**Dataset records**
-=-=-=-=-

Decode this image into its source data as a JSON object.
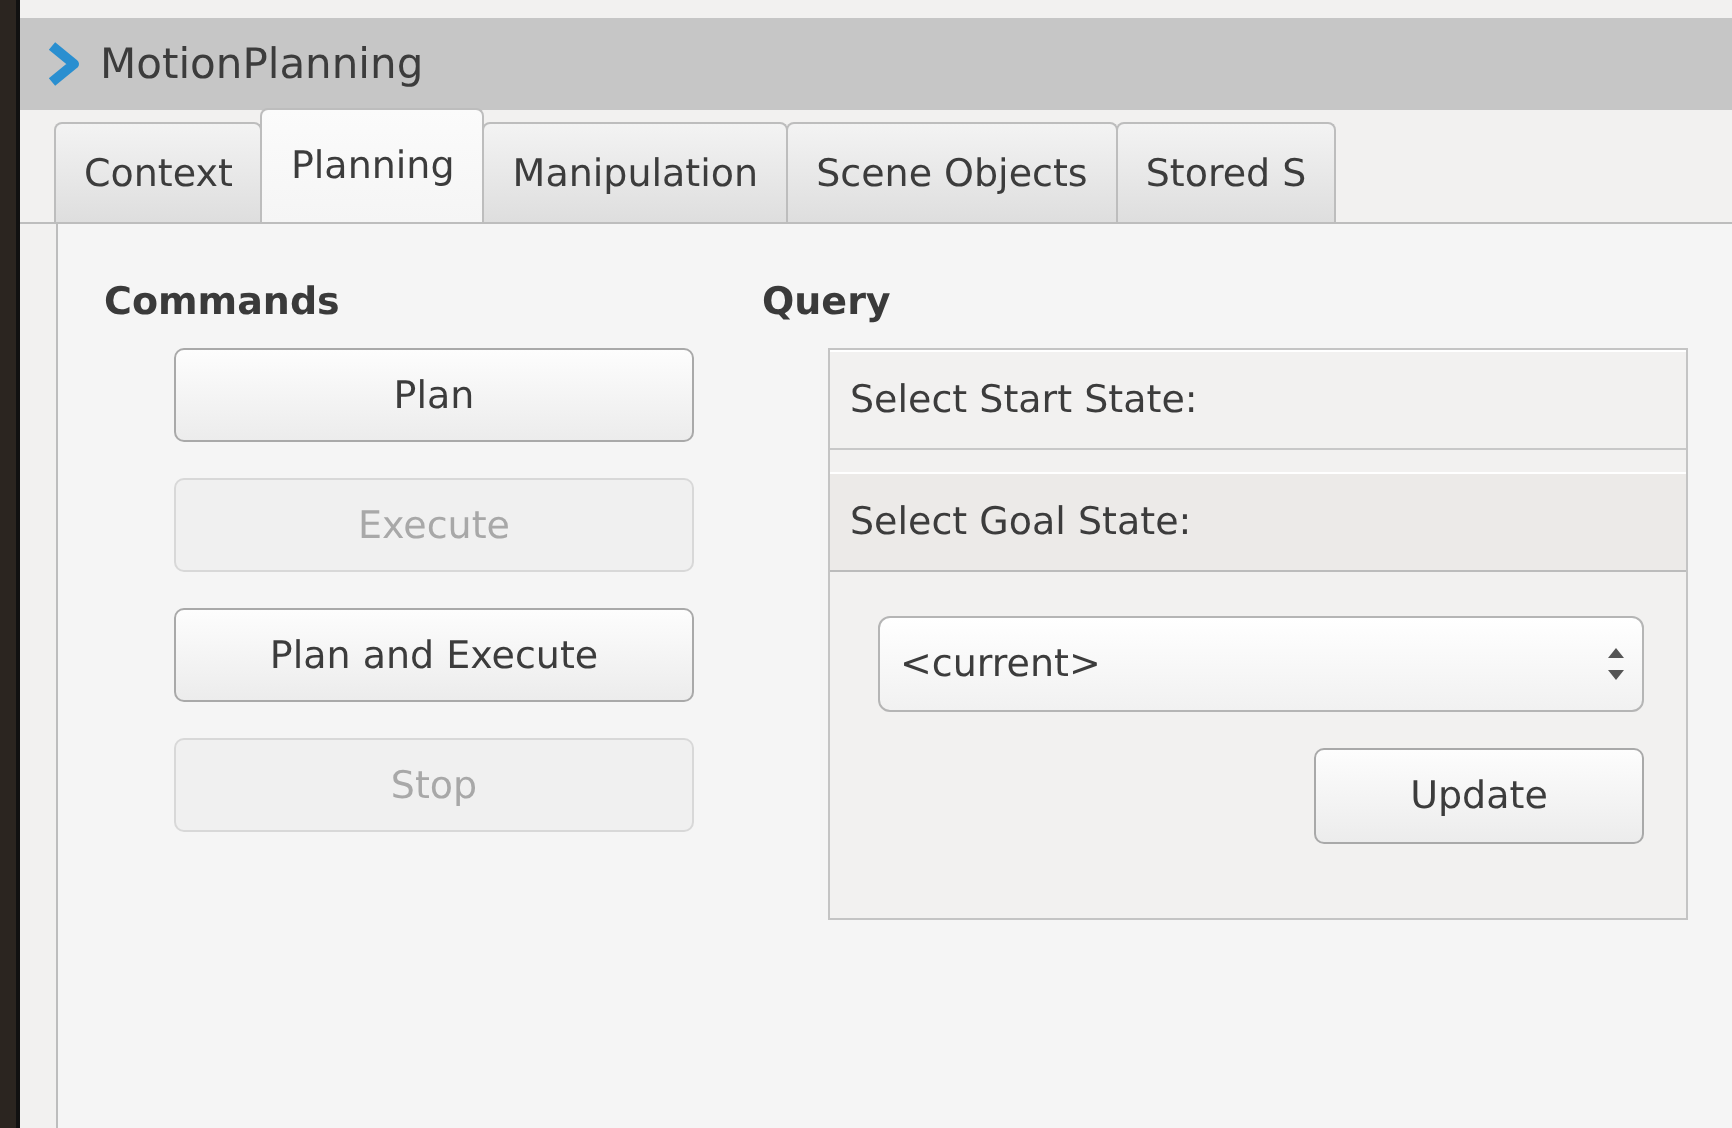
{
  "window": {
    "title": "MotionPlanning"
  },
  "tabs": [
    {
      "label": "Context",
      "selected": false
    },
    {
      "label": "Planning",
      "selected": true
    },
    {
      "label": "Manipulation",
      "selected": false
    },
    {
      "label": "Scene Objects",
      "selected": false
    },
    {
      "label": "Stored S",
      "selected": false
    }
  ],
  "commands": {
    "heading": "Commands",
    "buttons": [
      {
        "label": "Plan",
        "disabled": false
      },
      {
        "label": "Execute",
        "disabled": true
      },
      {
        "label": "Plan and Execute",
        "disabled": false
      },
      {
        "label": "Stop",
        "disabled": true
      }
    ]
  },
  "query": {
    "heading": "Query",
    "sections": [
      {
        "label": "Select Start State:",
        "expanded": false
      },
      {
        "label": "Select Goal State:",
        "expanded": true
      }
    ],
    "state_selector": {
      "value": "<current>"
    },
    "update_button": "Update"
  }
}
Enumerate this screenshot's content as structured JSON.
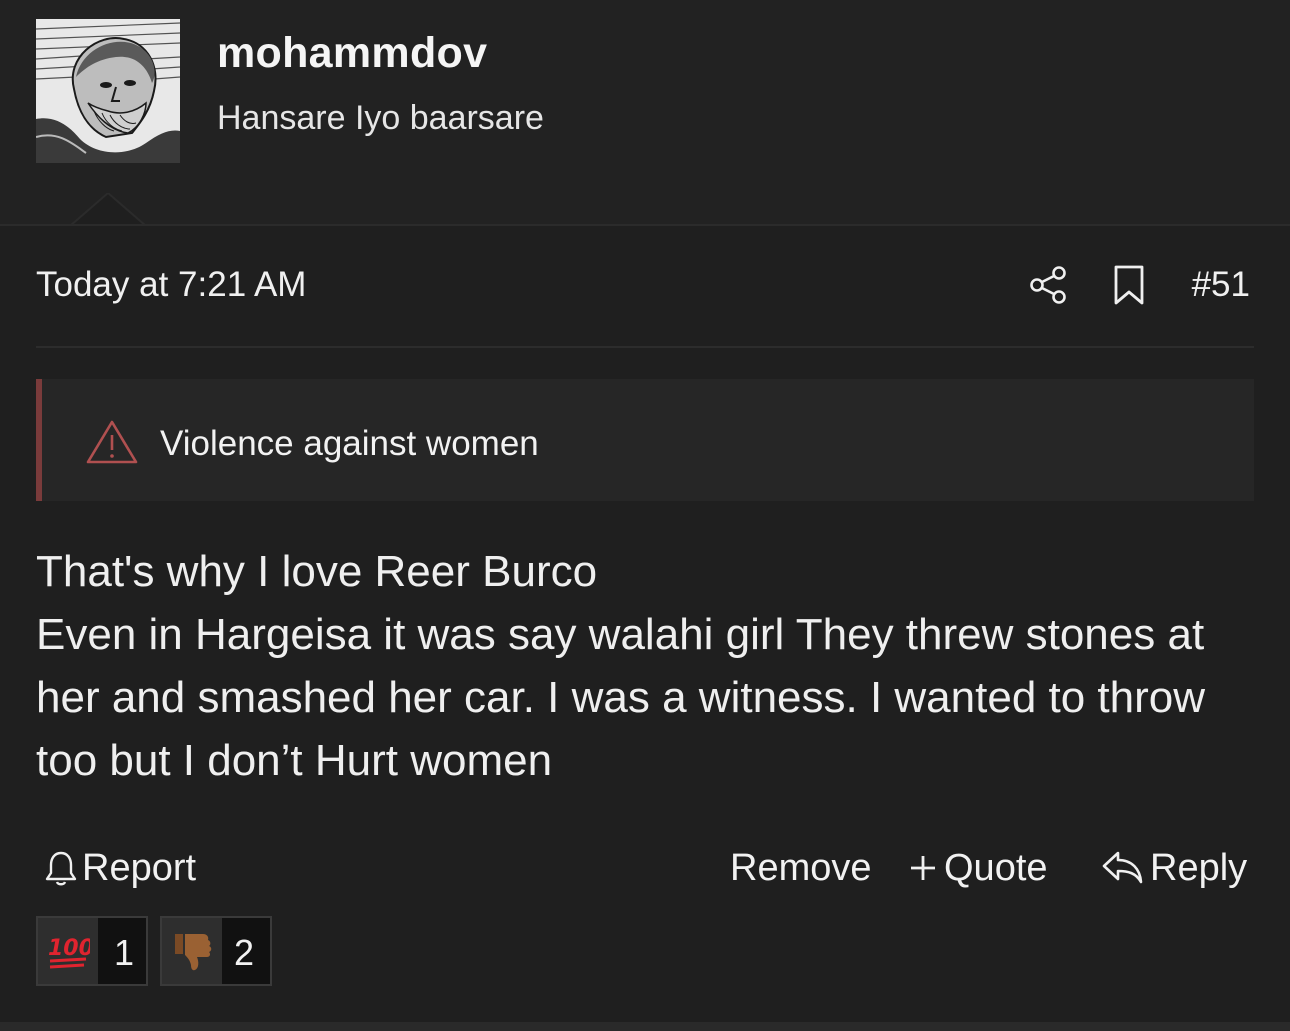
{
  "user": {
    "username": "mohammdov",
    "title": "Hansare Iyo baarsare",
    "avatar": "avatar-engraving-portrait"
  },
  "post": {
    "timestamp": "Today at 7:21 AM",
    "number": "#51",
    "share_icon": "share-icon",
    "bookmark_icon": "bookmark-icon",
    "warning": {
      "icon": "warning-triangle-icon",
      "text": "Violence against women",
      "accent_color": "#7a3b3b"
    },
    "body_lines": [
      "That's why I love Reer Burco",
      "Even in Hargeisa it was say walahi girl They threw stones at her and smashed her car. I was a witness. I wanted to throw too but I don’t Hurt women"
    ]
  },
  "actions": {
    "report": "Report",
    "remove": "Remove",
    "quote": "Quote",
    "reply": "Reply"
  },
  "reactions": [
    {
      "emoji": "💯",
      "icon": "hundred-points-icon",
      "count": "1"
    },
    {
      "emoji": "👎🏾",
      "icon": "thumbs-down-icon",
      "count": "2"
    }
  ]
}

-=-=-=-=-

**Aim of the exercise**
Write out again, exactly, each line from the one containing "Enumerate this screenshot's" through the last line of the entries, and omit every picture.

**Answer for the task**
Enumerate this screenshot's content as structured JSON.
{
  "user": {
    "username": "mohammdov",
    "title": "Hansare Iyo baarsare",
    "avatar": "avatar-engraving-portrait"
  },
  "post": {
    "timestamp": "Today at 7:21 AM",
    "number": "#51",
    "share_icon": "share-icon",
    "bookmark_icon": "bookmark-icon",
    "warning": {
      "icon": "warning-triangle-icon",
      "text": "Violence against women",
      "accent_color": "#7a3b3b"
    },
    "body_lines": [
      "That's why I love Reer Burco",
      "Even in Hargeisa it was say walahi girl They threw stones at her and smashed her car. I was a witness. I wanted to throw too but I don’t Hurt women"
    ]
  },
  "actions": {
    "report": "Report",
    "remove": "Remove",
    "quote": "Quote",
    "reply": "Reply"
  },
  "reactions": [
    {
      "emoji": "💯",
      "icon": "hundred-points-icon",
      "count": "1"
    },
    {
      "emoji": "👎🏾",
      "icon": "thumbs-down-icon",
      "count": "2"
    }
  ]
}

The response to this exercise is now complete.